Dataset records |
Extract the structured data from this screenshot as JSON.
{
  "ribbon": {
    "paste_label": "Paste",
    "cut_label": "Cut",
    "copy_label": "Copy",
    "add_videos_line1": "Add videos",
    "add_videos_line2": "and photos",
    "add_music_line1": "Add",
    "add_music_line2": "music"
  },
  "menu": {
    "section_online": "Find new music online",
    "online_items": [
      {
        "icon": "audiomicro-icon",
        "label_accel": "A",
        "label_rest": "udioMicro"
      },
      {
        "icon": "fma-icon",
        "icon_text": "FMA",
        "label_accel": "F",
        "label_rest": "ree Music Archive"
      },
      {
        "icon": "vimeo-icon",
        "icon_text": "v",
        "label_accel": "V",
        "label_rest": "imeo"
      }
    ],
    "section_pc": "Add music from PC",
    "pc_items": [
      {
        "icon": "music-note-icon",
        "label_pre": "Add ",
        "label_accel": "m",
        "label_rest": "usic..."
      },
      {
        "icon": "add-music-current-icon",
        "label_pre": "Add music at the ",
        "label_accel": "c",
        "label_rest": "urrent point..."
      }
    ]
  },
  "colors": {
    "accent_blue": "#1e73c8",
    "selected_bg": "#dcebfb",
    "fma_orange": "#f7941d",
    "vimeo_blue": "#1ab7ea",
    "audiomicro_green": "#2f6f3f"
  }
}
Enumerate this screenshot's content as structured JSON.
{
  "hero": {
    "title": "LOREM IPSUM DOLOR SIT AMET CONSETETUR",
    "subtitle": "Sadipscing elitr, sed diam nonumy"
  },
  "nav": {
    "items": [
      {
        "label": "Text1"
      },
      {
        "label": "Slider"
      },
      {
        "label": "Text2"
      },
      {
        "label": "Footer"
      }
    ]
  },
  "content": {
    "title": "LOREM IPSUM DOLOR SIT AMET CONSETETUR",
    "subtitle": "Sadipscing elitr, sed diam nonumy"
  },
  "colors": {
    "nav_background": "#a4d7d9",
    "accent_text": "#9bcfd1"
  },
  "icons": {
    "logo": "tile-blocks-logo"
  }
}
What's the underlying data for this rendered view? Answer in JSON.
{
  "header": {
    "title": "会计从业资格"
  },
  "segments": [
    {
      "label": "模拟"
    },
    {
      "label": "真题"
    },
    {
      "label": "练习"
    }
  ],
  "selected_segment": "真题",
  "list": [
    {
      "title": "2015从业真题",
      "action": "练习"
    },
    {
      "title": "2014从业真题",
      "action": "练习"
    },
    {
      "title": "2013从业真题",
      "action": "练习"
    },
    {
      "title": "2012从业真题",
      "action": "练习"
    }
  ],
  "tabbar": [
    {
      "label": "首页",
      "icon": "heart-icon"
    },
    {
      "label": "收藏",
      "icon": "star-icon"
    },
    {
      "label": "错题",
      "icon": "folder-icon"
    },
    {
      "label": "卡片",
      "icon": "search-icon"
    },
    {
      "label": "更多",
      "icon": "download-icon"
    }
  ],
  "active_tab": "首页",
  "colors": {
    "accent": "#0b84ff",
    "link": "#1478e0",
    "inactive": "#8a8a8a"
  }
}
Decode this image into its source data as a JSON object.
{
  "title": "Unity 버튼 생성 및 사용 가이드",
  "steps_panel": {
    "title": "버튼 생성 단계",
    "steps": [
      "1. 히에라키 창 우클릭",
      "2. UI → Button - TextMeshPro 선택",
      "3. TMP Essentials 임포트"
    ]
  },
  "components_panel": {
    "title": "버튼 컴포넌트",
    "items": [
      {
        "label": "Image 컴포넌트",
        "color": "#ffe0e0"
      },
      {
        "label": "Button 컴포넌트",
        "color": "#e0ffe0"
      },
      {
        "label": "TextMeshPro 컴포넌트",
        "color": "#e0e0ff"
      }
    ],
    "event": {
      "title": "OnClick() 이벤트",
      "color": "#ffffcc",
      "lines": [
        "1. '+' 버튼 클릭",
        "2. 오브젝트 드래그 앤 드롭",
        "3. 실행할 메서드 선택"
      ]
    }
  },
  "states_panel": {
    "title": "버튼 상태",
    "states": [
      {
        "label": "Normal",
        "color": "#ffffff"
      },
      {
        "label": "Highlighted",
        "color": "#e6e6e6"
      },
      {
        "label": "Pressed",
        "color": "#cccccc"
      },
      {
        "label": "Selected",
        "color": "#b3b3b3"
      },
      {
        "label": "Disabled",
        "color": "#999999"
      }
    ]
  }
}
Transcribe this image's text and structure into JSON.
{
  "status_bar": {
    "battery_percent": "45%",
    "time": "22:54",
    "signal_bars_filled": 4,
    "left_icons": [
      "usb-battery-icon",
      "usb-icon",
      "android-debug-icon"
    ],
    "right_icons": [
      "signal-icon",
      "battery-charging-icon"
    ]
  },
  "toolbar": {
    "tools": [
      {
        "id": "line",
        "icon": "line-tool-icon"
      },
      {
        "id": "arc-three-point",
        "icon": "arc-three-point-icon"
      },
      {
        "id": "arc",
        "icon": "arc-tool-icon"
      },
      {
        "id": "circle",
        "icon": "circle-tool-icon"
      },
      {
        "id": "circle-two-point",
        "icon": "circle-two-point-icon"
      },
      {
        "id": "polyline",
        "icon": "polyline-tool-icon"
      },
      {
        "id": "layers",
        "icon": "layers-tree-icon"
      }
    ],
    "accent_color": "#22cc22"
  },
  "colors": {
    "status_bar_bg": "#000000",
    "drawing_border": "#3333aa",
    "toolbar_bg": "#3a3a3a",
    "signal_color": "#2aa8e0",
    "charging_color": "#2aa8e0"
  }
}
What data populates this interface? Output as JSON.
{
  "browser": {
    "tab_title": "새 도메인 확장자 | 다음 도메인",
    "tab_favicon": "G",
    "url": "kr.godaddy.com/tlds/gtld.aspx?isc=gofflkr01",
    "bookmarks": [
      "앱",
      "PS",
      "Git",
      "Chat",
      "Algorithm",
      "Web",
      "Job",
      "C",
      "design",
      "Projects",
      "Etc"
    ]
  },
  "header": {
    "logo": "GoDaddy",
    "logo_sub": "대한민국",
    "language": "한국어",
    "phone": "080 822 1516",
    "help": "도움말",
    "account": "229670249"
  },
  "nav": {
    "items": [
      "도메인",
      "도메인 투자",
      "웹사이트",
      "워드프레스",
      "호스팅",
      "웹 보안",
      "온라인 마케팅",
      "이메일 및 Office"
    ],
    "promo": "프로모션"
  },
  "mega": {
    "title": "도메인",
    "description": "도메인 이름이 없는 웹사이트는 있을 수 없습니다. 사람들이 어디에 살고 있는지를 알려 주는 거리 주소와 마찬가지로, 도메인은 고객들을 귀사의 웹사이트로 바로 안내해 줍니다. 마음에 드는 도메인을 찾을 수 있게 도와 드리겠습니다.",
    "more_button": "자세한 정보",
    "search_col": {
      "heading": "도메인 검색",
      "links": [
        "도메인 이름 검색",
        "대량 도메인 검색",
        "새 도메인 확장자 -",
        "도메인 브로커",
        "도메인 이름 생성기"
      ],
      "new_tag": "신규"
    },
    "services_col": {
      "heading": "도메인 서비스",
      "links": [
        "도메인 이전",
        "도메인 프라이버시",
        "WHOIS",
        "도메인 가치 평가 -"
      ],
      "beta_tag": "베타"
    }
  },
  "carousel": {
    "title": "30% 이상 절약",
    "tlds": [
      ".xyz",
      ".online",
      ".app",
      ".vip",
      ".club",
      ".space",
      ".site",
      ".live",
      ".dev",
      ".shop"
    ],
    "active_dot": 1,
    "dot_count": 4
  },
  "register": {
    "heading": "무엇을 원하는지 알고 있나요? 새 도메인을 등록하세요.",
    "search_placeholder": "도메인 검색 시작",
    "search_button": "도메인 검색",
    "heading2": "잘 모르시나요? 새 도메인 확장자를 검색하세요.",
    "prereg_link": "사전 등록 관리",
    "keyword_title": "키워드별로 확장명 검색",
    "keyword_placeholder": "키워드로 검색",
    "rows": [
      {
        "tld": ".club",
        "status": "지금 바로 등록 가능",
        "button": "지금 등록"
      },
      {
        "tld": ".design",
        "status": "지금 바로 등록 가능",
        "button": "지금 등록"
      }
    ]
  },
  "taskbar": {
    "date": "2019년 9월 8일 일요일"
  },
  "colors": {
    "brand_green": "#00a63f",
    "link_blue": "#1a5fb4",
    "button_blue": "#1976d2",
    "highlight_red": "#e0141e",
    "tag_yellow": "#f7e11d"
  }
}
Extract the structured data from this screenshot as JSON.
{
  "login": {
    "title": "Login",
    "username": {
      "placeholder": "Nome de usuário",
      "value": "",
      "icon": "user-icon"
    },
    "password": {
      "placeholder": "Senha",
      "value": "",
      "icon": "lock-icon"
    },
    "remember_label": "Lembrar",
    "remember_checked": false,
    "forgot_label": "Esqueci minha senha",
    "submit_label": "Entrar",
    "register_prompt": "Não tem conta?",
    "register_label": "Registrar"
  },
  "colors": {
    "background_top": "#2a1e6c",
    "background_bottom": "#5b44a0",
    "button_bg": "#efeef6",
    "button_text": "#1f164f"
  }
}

Exercise brief | Across the material above, how many lines include the string "three"? Only the number is wanted.

Response to this task | 2